§ **What the task requires**: Please reproduce the lines verbatim, beginning at the first line and continuing through the line that contains "306, 1079, 323]".

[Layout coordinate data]
** start **
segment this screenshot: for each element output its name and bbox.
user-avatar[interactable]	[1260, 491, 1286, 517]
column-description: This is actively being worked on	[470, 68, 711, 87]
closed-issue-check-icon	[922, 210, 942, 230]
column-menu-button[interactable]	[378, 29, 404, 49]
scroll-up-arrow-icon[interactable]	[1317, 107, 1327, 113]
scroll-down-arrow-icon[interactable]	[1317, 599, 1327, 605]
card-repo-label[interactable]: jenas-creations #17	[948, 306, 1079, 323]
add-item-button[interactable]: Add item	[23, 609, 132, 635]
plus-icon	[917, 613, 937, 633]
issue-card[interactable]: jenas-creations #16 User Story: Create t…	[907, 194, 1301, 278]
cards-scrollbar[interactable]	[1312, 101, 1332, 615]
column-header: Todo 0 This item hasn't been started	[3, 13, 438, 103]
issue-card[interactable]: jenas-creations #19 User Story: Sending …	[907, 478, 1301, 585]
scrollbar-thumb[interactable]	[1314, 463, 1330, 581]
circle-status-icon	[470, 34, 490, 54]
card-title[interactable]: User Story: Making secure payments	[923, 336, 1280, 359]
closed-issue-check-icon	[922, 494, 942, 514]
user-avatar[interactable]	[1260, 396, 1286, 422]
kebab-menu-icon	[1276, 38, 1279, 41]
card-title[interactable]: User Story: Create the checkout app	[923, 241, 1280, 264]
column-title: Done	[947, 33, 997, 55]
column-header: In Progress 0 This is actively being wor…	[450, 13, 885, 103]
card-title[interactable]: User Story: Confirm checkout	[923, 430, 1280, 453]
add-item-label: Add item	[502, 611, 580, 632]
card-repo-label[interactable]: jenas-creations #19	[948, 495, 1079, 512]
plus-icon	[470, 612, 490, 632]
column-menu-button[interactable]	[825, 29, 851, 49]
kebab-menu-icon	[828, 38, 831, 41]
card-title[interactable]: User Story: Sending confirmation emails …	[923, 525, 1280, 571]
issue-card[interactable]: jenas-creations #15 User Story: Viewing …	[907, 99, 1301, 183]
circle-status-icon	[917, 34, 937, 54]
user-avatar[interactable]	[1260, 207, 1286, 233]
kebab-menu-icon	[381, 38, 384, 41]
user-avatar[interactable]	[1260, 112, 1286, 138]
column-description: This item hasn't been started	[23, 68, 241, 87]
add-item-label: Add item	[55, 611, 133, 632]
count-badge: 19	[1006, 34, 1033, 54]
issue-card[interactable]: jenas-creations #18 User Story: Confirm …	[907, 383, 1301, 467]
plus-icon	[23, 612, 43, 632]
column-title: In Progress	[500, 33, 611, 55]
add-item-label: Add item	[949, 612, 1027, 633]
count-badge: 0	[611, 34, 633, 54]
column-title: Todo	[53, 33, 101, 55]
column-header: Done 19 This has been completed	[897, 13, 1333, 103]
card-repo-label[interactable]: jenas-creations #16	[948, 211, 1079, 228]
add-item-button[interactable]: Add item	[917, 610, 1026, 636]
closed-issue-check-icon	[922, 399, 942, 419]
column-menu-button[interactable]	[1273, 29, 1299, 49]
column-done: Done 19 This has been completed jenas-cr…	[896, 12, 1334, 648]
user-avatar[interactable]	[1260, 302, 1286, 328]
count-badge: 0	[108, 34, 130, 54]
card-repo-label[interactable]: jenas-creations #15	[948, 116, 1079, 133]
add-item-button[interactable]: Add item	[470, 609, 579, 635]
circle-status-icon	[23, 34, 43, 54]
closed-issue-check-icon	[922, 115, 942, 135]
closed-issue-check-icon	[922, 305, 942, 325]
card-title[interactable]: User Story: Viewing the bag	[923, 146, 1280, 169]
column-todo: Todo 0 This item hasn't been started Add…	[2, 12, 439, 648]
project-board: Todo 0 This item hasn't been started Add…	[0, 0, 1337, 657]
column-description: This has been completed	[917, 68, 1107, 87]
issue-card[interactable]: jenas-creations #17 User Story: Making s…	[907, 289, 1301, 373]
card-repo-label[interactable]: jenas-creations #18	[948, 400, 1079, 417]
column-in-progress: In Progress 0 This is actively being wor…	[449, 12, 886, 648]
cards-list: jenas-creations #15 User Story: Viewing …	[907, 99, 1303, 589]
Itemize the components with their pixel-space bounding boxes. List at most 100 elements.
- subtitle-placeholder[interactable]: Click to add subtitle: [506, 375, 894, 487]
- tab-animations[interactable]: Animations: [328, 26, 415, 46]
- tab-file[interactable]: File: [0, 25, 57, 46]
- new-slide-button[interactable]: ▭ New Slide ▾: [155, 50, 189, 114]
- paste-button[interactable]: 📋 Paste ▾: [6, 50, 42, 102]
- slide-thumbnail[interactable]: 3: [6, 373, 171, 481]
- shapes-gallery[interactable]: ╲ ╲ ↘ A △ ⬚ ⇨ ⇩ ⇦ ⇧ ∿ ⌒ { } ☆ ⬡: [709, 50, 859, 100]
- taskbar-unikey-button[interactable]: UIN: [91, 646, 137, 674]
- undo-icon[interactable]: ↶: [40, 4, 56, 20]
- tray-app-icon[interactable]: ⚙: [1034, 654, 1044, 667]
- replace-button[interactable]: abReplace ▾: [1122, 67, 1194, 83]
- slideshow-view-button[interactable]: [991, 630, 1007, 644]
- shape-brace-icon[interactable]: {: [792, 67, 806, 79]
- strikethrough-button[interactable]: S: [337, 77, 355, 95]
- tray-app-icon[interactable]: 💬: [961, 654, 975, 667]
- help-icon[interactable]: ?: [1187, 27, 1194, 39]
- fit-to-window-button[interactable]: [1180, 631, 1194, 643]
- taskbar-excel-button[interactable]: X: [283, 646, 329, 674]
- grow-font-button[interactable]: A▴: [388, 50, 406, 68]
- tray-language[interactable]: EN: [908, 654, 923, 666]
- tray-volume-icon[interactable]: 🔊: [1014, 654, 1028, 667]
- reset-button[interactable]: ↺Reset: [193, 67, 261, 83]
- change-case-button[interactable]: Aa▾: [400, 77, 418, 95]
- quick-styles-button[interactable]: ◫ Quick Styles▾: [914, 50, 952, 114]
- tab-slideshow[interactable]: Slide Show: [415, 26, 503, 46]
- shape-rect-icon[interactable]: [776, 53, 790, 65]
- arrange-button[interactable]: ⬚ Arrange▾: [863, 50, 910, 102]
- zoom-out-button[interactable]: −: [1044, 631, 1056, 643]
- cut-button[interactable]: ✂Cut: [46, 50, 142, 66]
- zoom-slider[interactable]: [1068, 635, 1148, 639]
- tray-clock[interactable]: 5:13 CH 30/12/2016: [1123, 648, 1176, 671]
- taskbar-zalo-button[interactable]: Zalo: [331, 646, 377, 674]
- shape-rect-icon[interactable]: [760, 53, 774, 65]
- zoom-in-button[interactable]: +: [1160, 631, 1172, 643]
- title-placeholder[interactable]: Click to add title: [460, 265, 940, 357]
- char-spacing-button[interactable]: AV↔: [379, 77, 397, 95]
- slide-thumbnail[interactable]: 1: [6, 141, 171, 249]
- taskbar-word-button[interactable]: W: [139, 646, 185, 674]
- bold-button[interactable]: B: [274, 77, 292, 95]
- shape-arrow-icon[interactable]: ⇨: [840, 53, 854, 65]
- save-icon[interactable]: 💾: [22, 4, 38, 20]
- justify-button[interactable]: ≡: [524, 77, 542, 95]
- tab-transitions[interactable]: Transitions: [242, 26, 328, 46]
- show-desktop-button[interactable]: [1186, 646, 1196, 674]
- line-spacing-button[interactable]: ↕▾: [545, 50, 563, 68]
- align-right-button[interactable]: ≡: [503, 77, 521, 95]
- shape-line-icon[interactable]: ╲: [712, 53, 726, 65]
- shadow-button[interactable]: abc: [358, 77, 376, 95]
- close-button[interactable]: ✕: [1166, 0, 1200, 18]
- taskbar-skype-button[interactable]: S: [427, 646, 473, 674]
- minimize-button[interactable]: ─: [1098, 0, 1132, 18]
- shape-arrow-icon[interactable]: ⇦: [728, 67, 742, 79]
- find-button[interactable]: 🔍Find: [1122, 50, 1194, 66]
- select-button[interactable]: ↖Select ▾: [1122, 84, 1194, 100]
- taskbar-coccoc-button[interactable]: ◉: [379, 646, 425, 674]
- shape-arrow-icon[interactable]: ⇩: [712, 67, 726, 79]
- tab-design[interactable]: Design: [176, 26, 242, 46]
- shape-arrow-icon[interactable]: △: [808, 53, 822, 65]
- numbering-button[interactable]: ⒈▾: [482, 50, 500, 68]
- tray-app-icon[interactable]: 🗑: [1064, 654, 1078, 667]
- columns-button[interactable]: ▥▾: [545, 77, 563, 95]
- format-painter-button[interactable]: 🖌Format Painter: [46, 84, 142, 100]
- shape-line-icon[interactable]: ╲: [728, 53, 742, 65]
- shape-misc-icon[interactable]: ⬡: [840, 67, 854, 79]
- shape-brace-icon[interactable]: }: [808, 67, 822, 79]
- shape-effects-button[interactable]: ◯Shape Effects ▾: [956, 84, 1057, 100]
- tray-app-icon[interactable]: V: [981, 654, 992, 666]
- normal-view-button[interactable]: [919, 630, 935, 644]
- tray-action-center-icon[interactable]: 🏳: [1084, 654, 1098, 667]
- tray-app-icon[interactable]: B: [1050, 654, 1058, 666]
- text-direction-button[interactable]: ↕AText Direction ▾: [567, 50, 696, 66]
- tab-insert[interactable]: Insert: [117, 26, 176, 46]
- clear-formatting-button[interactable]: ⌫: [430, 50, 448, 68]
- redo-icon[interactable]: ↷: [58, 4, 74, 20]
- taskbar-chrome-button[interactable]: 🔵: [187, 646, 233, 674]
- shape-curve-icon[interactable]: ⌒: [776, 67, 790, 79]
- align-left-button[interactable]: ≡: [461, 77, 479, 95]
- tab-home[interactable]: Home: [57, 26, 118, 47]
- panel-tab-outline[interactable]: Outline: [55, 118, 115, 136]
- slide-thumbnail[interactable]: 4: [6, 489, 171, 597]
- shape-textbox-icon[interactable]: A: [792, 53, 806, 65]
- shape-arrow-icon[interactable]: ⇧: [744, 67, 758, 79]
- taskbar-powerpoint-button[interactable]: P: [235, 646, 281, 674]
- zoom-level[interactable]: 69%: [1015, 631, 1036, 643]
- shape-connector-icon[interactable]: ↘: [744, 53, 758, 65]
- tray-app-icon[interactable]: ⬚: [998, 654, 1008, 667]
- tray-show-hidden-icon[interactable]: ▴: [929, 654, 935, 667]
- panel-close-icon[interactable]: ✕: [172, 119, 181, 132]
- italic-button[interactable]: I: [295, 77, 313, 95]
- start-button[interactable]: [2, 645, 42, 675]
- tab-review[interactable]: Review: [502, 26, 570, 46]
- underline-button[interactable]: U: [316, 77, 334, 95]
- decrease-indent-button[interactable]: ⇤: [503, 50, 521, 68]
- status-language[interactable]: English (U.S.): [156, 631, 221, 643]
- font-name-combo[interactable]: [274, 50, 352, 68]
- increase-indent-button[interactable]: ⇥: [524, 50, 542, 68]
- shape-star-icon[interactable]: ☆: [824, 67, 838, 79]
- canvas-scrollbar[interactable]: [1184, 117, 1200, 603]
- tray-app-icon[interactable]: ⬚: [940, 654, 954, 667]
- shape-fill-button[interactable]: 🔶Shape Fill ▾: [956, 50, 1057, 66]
** end **
§ **Exercise output**:
segment this screenshot: for each element output its name and bbox.
user-avatar[interactable]	[1260, 491, 1286, 517]
column-description: This is actively being worked on	[470, 68, 711, 87]
closed-issue-check-icon	[922, 210, 942, 230]
column-menu-button[interactable]	[378, 29, 404, 49]
scroll-up-arrow-icon[interactable]	[1317, 107, 1327, 113]
scroll-down-arrow-icon[interactable]	[1317, 599, 1327, 605]
card-repo-label[interactable]: jenas-creations #17	[948, 306, 1079, 323]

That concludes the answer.